TASK STATEMENT »
Make an exact copy of the listing below.

───

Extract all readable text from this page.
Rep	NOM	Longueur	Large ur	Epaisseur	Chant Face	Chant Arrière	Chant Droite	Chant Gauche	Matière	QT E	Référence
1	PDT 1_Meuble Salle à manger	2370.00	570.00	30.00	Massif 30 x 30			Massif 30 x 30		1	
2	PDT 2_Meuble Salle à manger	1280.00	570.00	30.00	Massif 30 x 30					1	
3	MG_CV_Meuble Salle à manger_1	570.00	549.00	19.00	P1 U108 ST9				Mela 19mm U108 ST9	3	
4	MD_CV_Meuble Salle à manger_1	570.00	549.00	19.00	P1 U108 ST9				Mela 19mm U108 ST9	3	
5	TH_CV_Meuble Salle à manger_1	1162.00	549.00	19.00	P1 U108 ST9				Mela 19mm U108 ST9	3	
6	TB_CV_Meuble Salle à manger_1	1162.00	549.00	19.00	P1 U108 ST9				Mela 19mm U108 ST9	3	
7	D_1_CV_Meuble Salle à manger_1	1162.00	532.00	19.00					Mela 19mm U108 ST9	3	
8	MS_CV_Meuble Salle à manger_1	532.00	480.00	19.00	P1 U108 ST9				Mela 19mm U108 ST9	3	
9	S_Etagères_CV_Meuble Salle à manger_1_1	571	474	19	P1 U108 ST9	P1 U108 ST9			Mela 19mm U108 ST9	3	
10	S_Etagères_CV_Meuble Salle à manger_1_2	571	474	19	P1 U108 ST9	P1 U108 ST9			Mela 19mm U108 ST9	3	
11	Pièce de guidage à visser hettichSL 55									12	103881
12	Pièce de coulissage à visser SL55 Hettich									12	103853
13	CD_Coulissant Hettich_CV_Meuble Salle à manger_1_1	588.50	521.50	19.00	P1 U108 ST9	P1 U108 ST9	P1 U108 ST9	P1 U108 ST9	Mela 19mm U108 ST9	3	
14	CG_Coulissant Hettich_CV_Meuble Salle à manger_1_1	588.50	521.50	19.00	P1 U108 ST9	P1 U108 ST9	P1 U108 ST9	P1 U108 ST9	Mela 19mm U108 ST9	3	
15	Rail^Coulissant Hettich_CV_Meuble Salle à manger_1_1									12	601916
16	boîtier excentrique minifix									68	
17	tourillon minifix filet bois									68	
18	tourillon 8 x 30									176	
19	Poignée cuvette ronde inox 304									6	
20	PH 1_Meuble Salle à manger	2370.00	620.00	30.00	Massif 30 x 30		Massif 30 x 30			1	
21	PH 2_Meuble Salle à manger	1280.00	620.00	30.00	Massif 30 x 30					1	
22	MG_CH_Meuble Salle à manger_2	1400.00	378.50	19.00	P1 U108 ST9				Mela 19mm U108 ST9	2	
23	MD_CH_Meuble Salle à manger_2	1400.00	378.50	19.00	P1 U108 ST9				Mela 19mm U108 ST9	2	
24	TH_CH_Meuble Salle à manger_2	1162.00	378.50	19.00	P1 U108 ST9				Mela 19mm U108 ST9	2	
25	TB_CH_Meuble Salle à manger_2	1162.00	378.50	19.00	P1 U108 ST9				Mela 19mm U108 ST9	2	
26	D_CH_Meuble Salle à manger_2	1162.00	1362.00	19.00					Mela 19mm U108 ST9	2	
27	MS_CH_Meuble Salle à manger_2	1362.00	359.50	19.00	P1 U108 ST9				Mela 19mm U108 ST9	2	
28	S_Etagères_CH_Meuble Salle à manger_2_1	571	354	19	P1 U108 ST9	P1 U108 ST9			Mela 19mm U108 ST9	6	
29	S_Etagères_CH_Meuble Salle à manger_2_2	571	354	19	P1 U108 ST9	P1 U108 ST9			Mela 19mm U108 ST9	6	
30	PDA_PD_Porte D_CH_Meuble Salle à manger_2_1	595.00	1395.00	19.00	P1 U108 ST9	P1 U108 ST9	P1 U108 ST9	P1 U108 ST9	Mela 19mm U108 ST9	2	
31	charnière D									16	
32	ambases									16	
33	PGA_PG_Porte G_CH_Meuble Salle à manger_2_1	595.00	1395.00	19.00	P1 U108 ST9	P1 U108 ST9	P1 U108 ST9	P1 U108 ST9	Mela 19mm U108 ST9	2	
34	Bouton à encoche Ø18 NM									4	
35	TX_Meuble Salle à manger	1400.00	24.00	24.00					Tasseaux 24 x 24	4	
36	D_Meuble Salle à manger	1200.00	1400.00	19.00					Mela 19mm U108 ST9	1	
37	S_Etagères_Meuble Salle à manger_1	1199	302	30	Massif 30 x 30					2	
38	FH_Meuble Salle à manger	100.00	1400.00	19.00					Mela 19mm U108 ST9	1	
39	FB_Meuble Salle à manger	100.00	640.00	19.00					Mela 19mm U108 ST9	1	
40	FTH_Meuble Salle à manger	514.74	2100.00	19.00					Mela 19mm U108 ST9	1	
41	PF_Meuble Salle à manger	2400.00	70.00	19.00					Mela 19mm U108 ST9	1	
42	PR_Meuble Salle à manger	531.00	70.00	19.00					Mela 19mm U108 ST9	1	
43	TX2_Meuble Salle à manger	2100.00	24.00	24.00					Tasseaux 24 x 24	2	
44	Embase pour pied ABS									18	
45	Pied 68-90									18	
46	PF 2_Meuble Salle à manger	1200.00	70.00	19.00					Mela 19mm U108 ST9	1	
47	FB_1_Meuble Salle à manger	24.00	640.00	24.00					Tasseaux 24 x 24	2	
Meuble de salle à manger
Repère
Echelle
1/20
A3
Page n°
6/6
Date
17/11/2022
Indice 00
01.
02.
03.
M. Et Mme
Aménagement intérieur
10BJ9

───

SOLUTION »
Extract all readable text from this page.
Rep	NOM	Longueur	Large ur	Epaisseur	Chant Face	Chant Arrière	Chant Droite	Chant Gauche	Matière	QT E	Référence
1	PDT 1_Meuble Salle à manger	2370.00	570.00	30.00	Massif 30 x 30			Massif 30 x 30		1	
2	PDT 2_Meuble Salle à manger	1280.00	570.00	30.00	Massif 30 x 30					1	
3	MG_CV_Meuble Salle à manger_1	570.00	549.00	19.00	P1 U108 ST9				Mela 19mm U108 ST9	3	
4	MD_CV_Meuble Salle à manger_1	570.00	549.00	19.00	P1 U108 ST9				Mela 19mm U108 ST9	3	
5	TH_CV_Meuble Salle à manger_1	1162.00	549.00	19.00	P1 U108 ST9				Mela 19mm U108 ST9	3	
6	TB_CV_Meuble Salle à manger_1	1162.00	549.00	19.00	P1 U108 ST9				Mela 19mm U108 ST9	3	
7	D_1_CV_Meuble Salle à manger_1	1162.00	532.00	19.00					Mela 19mm U108 ST9	3	
8	MS_CV_Meuble Salle à manger_1	532.00	480.00	19.00	P1 U108 ST9				Mela 19mm U108 ST9	3	
9	S_Etagères_CV_Meuble Salle à manger_1_1	571	474	19	P1 U108 ST9	P1 U108 ST9			Mela 19mm U108 ST9	3	
10	S_Etagères_CV_Meuble Salle à manger_1_2	571	474	19	P1 U108 ST9	P1 U108 ST9			Mela 19mm U108 ST9	3	
11	Pièce de guidage à visser hettichSL 55									12	103881
12	Pièce de coulissage à visser SL55 Hettich									12	103853
13	CD_Coulissant Hettich_CV_Meuble Salle à manger_1_1	588.50	521.50	19.00	P1 U108 ST9	P1 U108 ST9	P1 U108 ST9	P1 U108 ST9	Mela 19mm U108 ST9	3	
14	CG_Coulissant Hettich_CV_Meuble Salle à manger_1_1	588.50	521.50	19.00	P1 U108 ST9	P1 U108 ST9	P1 U108 ST9	P1 U108 ST9	Mela 19mm U108 ST9	3	
15	Rail^Coulissant Hettich_CV_Meuble Salle à manger_1_1									12	601916
16	boîtier excentrique minifix									68	
17	tourillon minifix filet bois									68	
18	tourillon 8 x 30									176	
19	Poignée cuvette ronde inox 304									6	
20	PH 1_Meuble Salle à manger	2370.00	620.00	30.00	Massif 30 x 30		Massif 30 x 30			1	
21	PH 2_Meuble Salle à manger	1280.00	620.00	30.00	Massif 30 x 30					1	
22	MG_CH_Meuble Salle à manger_2	1400.00	378.50	19.00	P1 U108 ST9				Mela 19mm U108 ST9	2	
23	MD_CH_Meuble Salle à manger_2	1400.00	378.50	19.00	P1 U108 ST9				Mela 19mm U108 ST9	2	
24	TH_CH_Meuble Salle à manger_2	1162.00	378.50	19.00	P1 U108 ST9				Mela 19mm U108 ST9	2	
25	TB_CH_Meuble Salle à manger_2	1162.00	378.50	19.00	P1 U108 ST9				Mela 19mm U108 ST9	2	
26	D_CH_Meuble Salle à manger_2	1162.00	1362.00	19.00					Mela 19mm U108 ST9	2	
27	MS_CH_Meuble Salle à manger_2	1362.00	359.50	19.00	P1 U108 ST9				Mela 19mm U108 ST9	2	
28	S_Etagères_CH_Meuble Salle à manger_2_1	571	354	19	P1 U108 ST9	P1 U108 ST9			Mela 19mm U108 ST9	6	
29	S_Etagères_CH_Meuble Salle à manger_2_2	571	354	19	P1 U108 ST9	P1 U108 ST9			Mela 19mm U108 ST9	6	
30	PDA_PD_Porte D_CH_Meuble Salle à manger_2_1	595.00	1395.00	19.00	P1 U108 ST9	P1 U108 ST9	P1 U108 ST9	P1 U108 ST9	Mela 19mm U108 ST9	2	
31	charnière D									16	
32	ambases									16	
33	PGA_PG_Porte G_CH_Meuble Salle à manger_2_1	595.00	1395.00	19.00	P1 U108 ST9	P1 U108 ST9	P1 U108 ST9	P1 U108 ST9	Mela 19mm U108 ST9	2	
34	Bouton à encoche Ø18 NM									4	
35	TX_Meuble Salle à manger	1400.00	24.00	24.00					Tasseaux 24 x 24	4	
36	D_Meuble Salle à manger	1200.00	1400.00	19.00					Mela 19mm U108 ST9	1	
37	S_Etagères_Meuble Salle à manger_1	1199	302	30	Massif 30 x 30					2	
38	FH_Meuble Salle à manger	100.00	1400.00	19.00					Mela 19mm U108 ST9	1	
39	FB_Meuble Salle à manger	100.00	640.00	19.00					Mela 19mm U108 ST9	1	
40	FTH_Meuble Salle à manger	514.74	2100.00	19.00					Mela 19mm U108 ST9	1	
41	PF_Meuble Salle à manger	2400.00	70.00	19.00					Mela 19mm U108 ST9	1	
42	PR_Meuble Salle à manger	531.00	70.00	19.00					Mela 19mm U108 ST9	1	
43	TX2_Meuble Salle à manger	2100.00	24.00	24.00					Tasseaux 24 x 24	2	
44	Embase pour pied ABS									18	
45	Pied 68-90									18	
46	PF 2_Meuble Salle à manger	1200.00	70.00	19.00					Mela 19mm U108 ST9	1	
47	FB_1_Meuble Salle à manger	24.00	640.00	24.00					Tasseaux 24 x 24	2	
Meuble de salle à manger
Repère
Echelle
1/20
A3
Page n°
6/6
Date
17/11/2022
Indice 00
01.
02.
03.
M. Et Mme
Aménagement intérieur
10BJ9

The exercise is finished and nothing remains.